--- Begin ---

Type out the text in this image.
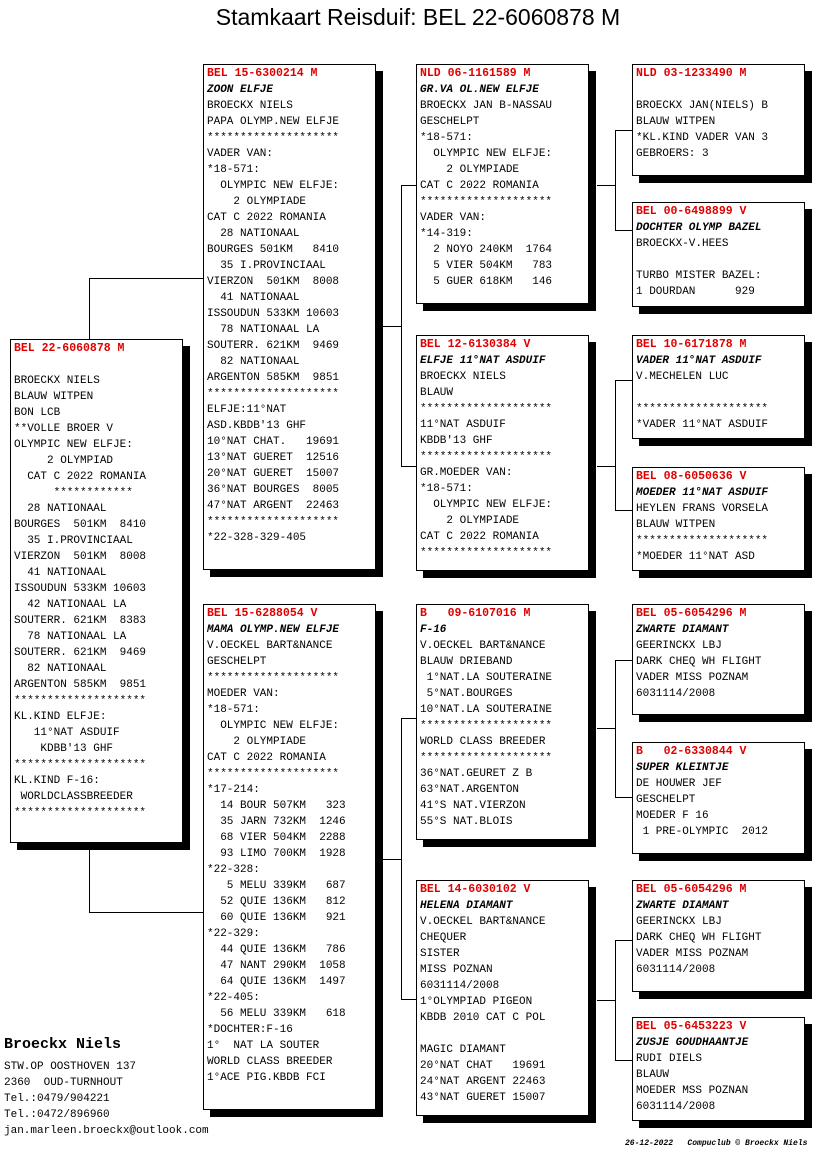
Stamkaart Reisduif: BEL 22-6060878 M
BEL 22-6060878 M
BROECKX NIELS
BLAUW WITPEN
BON LCB
**VOLLE BROER V
OLYMPIC NEW ELFJE:
2 OLYMPIAD
CAT C 2022 ROMANIA
************
28 NATIONAAL
BOURGES  501KM  8410
35 I.PROVINCIAAL
VIERZON  501KM  8008
41 NATIONAAL
ISSOUDUN 533KM 10603
42 NATIONAAL LA
SOUTERR. 621KM  8383
78 NATIONAAL LA
SOUTERR. 621KM  9469
82 NATIONAAL
ARGENTON 585KM  9851
********************
KL.KIND ELFJE:
11°NAT ASDUIF
KDBB'13 GHF
********************
KL.KIND F-16:
WORLDCLASSBREEDER
********************
BEL 15-6300214 M
ZOON ELFJE
BROECKX NIELS
PAPA OLYMP.NEW ELFJE
********************
VADER VAN:
*18-571:
OLYMPIC NEW ELFJE:
2 OLYMPIADE
CAT C 2022 ROMANIA
28 NATIONAAL
BOURGES 501KM   8410
35 I.PROVINCIAAL
VIERZON  501KM  8008
41 NATIONAAL
ISSOUDUN 533KM 10603
78 NATIONAAL LA
SOUTERR. 621KM  9469
82 NATIONAAL
ARGENTON 585KM  9851
********************
ELFJE:11°NAT
ASD.KBDB'13 GHF
10°NAT CHAT.   19691
13°NAT GUERET  12516
20°NAT GUERET  15007
36°NAT BOURGES  8005
47°NAT ARGENT  22463
********************
*22-328-329-405
BEL 15-6288054 V
MAMA OLYMP.NEW ELFJE
V.OECKEL BART&NANCE
GESCHELPT
********************
MOEDER VAN:
*18-571:
OLYMPIC NEW ELFJE:
2 OLYMPIADE
CAT C 2022 ROMANIA
********************
*17-214:
14 BOUR 507KM   323
35 JARN 732KM  1246
68 VIER 504KM  2288
93 LIMO 700KM  1928
*22-328:
5 MELU 339KM   687
52 QUIE 136KM   812
60 QUIE 136KM   921
*22-329:
44 QUIE 136KM   786
47 NANT 290KM  1058
64 QUIE 136KM  1497
*22-405:
56 MELU 339KM   618
*DOCHTER:F-16
1°  NAT LA SOUTER
WORLD CLASS BREEDER
1°ACE PIG.KBDB FCI
NLD 06-1161589 M
GR.VA OL.NEW ELFJE
BROECKX JAN B-NASSAU
GESCHELPT
*18-571:
OLYMPIC NEW ELFJE:
2 OLYMPIADE
CAT C 2022 ROMANIA
********************
VADER VAN:
*14-319:
2 NOYO 240KM  1764
5 VIER 504KM   783
5 GUER 618KM   146
BEL 12-6130384 V
ELFJE 11°NAT ASDUIF
BROECKX NIELS
BLAUW
********************
11°NAT ASDUIF
KBDB'13 GHF
********************
GR.MOEDER VAN:
*18-571:
OLYMPIC NEW ELFJE:
2 OLYMPIADE
CAT C 2022 ROMANIA
********************
B   09-6107016 M
F-16
V.OECKEL BART&NANCE
BLAUW DRIEBAND
1°NAT.LA SOUTERAINE
5°NAT.BOURGES
10°NAT.LA SOUTERAINE
********************
WORLD CLASS BREEDER
********************
36°NAT.GEURET Z B
63°NAT.ARGENTON
41°S NAT.VIERZON
55°S NAT.BLOIS
BEL 14-6030102 V
HELENA DIAMANT
V.OECKEL BART&NANCE
CHEQUER
SISTER
MISS POZNAN
6031114/2008
1°OLYMPIAD PIGEON
KBDB 2010 CAT C POL
MAGIC DIAMANT
20°NAT CHAT   19691
24°NAT ARGENT 22463
43°NAT GUERET 15007
NLD 03-1233490 M
BROECKX JAN(NIELS) B
BLAUW WITPEN
*KL.KIND VADER VAN 3
GEBROERS: 3
BEL 00-6498899 V
DOCHTER OLYMP BAZEL
BROECKX-V.HEES
TURBO MISTER BAZEL:
1 DOURDAN      929
BEL 10-6171878 M
VADER 11°NAT ASDUIF
V.MECHELEN LUC
********************
*VADER 11°NAT ASDUIF
BEL 08-6050636 V
MOEDER 11°NAT ASDUIF
HEYLEN FRANS VORSELA
BLAUW WITPEN
********************
*MOEDER 11°NAT ASD
BEL 05-6054296 M
ZWARTE DIAMANT
GEERINCKX LBJ
DARK CHEQ WH FLIGHT
VADER MISS POZNAM
6031114/2008
B   02-6330844 V
SUPER KLEINTJE
DE HOUWER JEF
GESCHELPT
MOEDER F 16
1 PRE-OLYMPIC  2012
BEL 05-6054296 M
ZWARTE DIAMANT
GEERINCKX LBJ
DARK CHEQ WH FLIGHT
VADER MISS POZNAM
6031114/2008
BEL 05-6453223 V
ZUSJE GOUDHAANTJE
RUDI DIELS
BLAUW
MOEDER MSS POZNAN
6031114/2008
Broeckx Niels
STW.OP OOSTHOVEN 137
2360  OUD-TURNHOUT
Tel.:0479/904221
Tel.:0472/896960
jan.marleen.broeckx@outlook.com
26-12-2022   Compuclub © Broeckx Niels
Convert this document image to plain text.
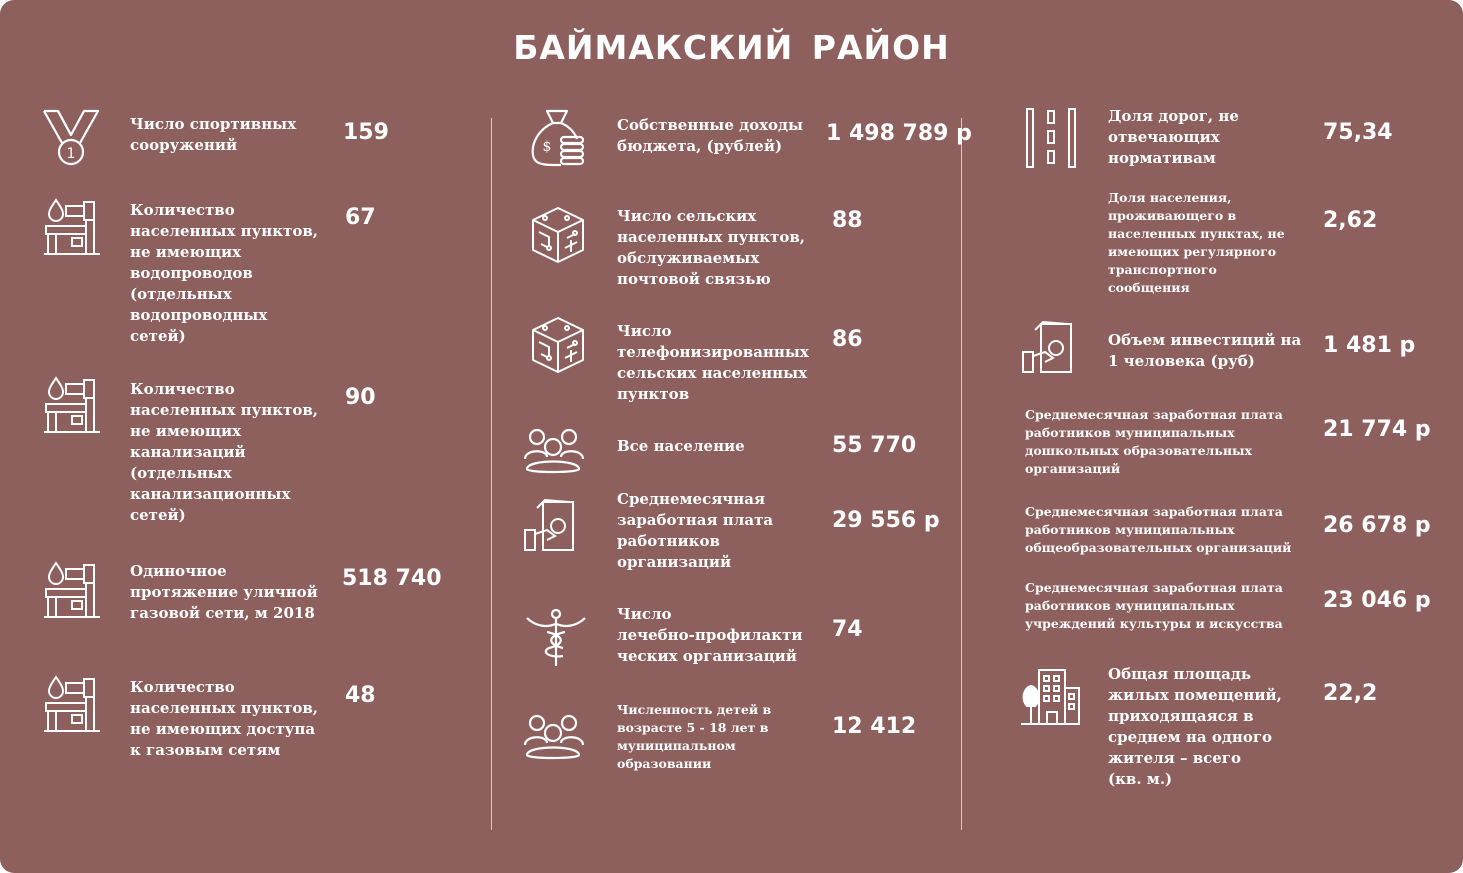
БАЙМАКСКИЙ РАЙОН
1
Число спортивных
сооружений	159
Количество
населенных пунктов,
не имеющих
водопроводов
(отдельных
водопроводных
сетей)
67
Количество
населенных пунктов,
не имеющих
канализаций
(отдельных
канализационных
сетей)
90
Одиночное
протяжение уличной
газовой сети, м 2018
518 740
Количество
населенных пунктов,
не имеющих доступа
к газовым сетям
48
$
Собственные доходы
бюджета, (рублей)	1 498 789 р
Число сельских
населенных пунктов,
обслуживаемых
почтовой связью
88
Число
телефонизированных
сельских населенных
пунктов
86
Все население	55 770
Среднемесячная
заработная плата
работников
организаций
29 556 р
Число
лечебно-профилакти
ческих организаций
74
Численность детей в
возрасте 5 - 18 лет в
муниципальном
образовании
12 412
Доля дорог, не
отвечающих
нормативам
75,34
Доля населения,
проживающего в
населенных пунктах, не
имеющих регулярного
транспортного
сообщения
2,62
Объем инвестиций на
1 человека (руб)
1 481 р
Среднемесячная заработная плата
работников муниципальных
дошкольных образовательных
организаций
21 774 р
Среднемесячная заработная плата
работников муниципальных
общеобразовательных организаций
26 678 р
Среднемесячная заработная плата
работников муниципальных
учреждений культуры и искусства
23 046 р
Общая площадь
жилых помещений,
приходящаяся в
среднем на одного
жителя – всего
(кв. м.)
22,2
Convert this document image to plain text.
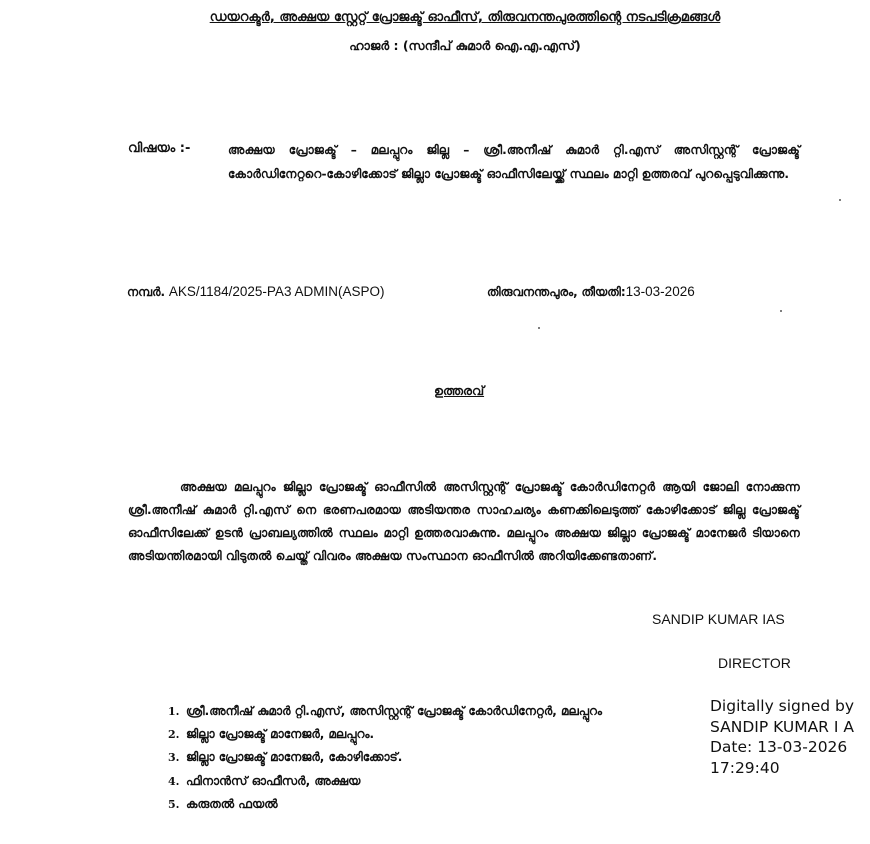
ഡയറക്ടർ, അക്ഷയ സ്റ്റേറ്റ് പ്രോജക്ട് ഓഫീസ്, തിരുവനന്തപുരത്തിന്റെ നടപടിക്രമങ്ങൾ
ഹാജർ : (സന്ദീപ് കുമാർ ഐ.എ.എസ്)
വിഷയം :-	അക്ഷയ പ്രോജക്ട് – മലപ്പുറം ജില്ല – ശ്രീ.അനീഷ് കുമാർ റ്റി.എസ് അസിസ്റ്റന്റ് പ്രോജക്ട് കോർഡിനേറ്ററെ-കോഴിക്കോട് ജില്ലാ പ്രോജക്ട് ഓഫീസിലേയ്ക്ക് സ്ഥലം മാറ്റി ഉത്തരവ് പുറപ്പെടുവിക്കുന്നു.
നമ്പർ. AKS/1184/2025-PA3 ADMIN(ASPO)	തിരുവനന്തപുരം, തീയതി:13-03-2026
ഉത്തരവ്
അക്ഷയ മലപ്പുറം ജില്ലാ പ്രോജക്ട് ഓഫീസിൽ അസിസ്റ്റന്റ് പ്രോജക്ട് കോർഡിനേറ്റർ ആയി ജോലി നോക്കുന്ന ശ്രീ.അനീഷ് കുമാർ റ്റി.എസ് നെ ഭരണപരമായ അടിയന്തര സാഹചര്യം കണക്കിലെടുത്ത് കോഴിക്കോട് ജില്ല പ്രോജക്ട് ഓഫീസിലേക്ക് ഉടൻ പ്രാബല്യത്തിൽ സ്ഥലം മാറ്റി ഉത്തരവാകുന്നു. മലപ്പുറം അക്ഷയ ജില്ലാ പ്രോജക്ട് മാനേജർ ടിയാനെ അടിയന്തിരമായി വിടുതൽ ചെയ്ത് വിവരം അക്ഷയ സംസ്ഥാന ഓഫീസിൽ അറിയിക്കേണ്ടതാണ്.
SANDIP KUMAR IAS
DIRECTOR
1. ശ്രീ.അനീഷ് കുമാർ റ്റി.എസ്, അസിസ്റ്റന്റ് പ്രോജക്ട് കോർഡിനേറ്റർ, മലപ്പുറം
2. ജില്ലാ പ്രോജക്ട് മാനേജർ, മലപ്പുറം.
3. ജില്ലാ പ്രോജക്ട് മാനേജർ, കോഴിക്കോട്.
4. ഫിനാൻസ് ഓഫീസർ, അക്ഷയ
5. കരുതൽ ഫയൽ
Digitally signed by
SANDIP KUMAR I A
Date: 13-03-2026
17:29:40
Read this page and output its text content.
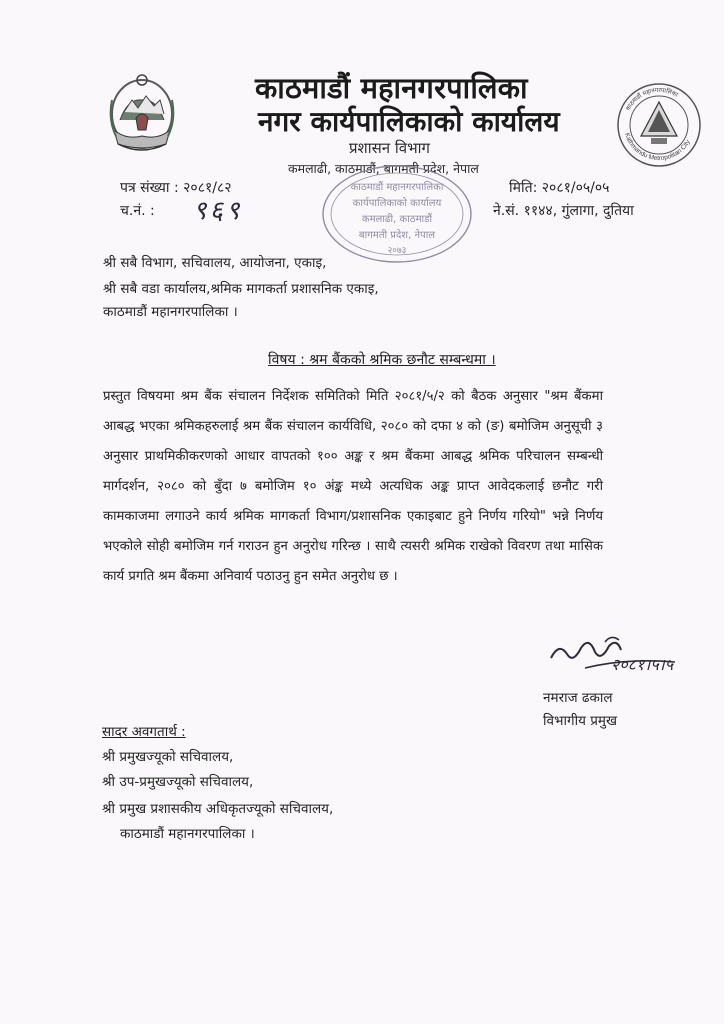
Kathmandu Metropolitan City
काठमाडौं महानगरपालिका
काठमाडौं महानगरपालिका
नगर कार्यपालिकाको कार्यालय
प्रशासन विभाग
कमलाढी, काठमाडौं, बागमती प्रदेश, नेपाल
काठमाडौं महानगरपालिका
कार्यपालिकाको कार्यालय
कमलाढी, काठमाडौं
बागमती प्रदेश, नेपाल
२०७३
पत्र संख्या : २०८१/८२
च.नं. : ९६९
मिति: २०८१/०५/०५
ने.सं. ११४४, गुंलागा, दुतिया
श्री सबै विभाग, सचिवालय, आयोजना, एकाइ,
श्री सबै वडा कार्यालय,श्रमिक मागकर्ता प्रशासनिक एकाइ,
काठमाडौं महानगरपालिका ।
विषय : श्रम बैंकको श्रमिक छनौट सम्बन्धमा ।
प्रस्तुत विषयमा श्रम बैंक संचालन निर्देशक समितिको मिति २०८१/५/२ को बैठक अनुसार "श्रम बैंकमा आबद्ध भएका श्रमिकहरुलाई श्रम बैंक संचालन कार्यविधि, २०८० को दफा ४ को (ङ) बमोजिम अनुसूची ३ अनुसार प्राथमिकीकरणको आधार वापतको १०० अङ्क र श्रम बैंकमा आबद्ध श्रमिक परिचालन सम्बन्धी मार्गदर्शन, २०८० को बुँदा ७ बमोजिम १० अंङ्क मध्ये अत्यधिक अङ्क प्राप्त आवेदकलाई छनौट गरी कामकाजमा लगाउने कार्य श्रमिक मागकर्ता विभाग/प्रशासनिक एकाइबाट हुने निर्णय गरियो" भन्ने निर्णय भएकोले सोही बमोजिम गर्न गराउन हुन अनुरोध गरिन्छ । साथै त्यसरी श्रमिक राखेको विवरण तथा मासिक कार्य प्रगति श्रम बैंकमा अनिवार्य पठाउनु हुन समेत अनुरोध छ ।
२०८१।५।५
नमराज ढकाल
विभागीय प्रमुख
सादर अवगतार्थ :
श्री प्रमुखज्यूको सचिवालय,
श्री उप-प्रमुखज्यूको सचिवालय,
श्री प्रमुख प्रशासकीय अधिकृतज्यूको सचिवालय,
काठमाडौं महानगरपालिका ।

--- End ---

Report how many lines above hold the string "сельских", giving nothing but the number.

2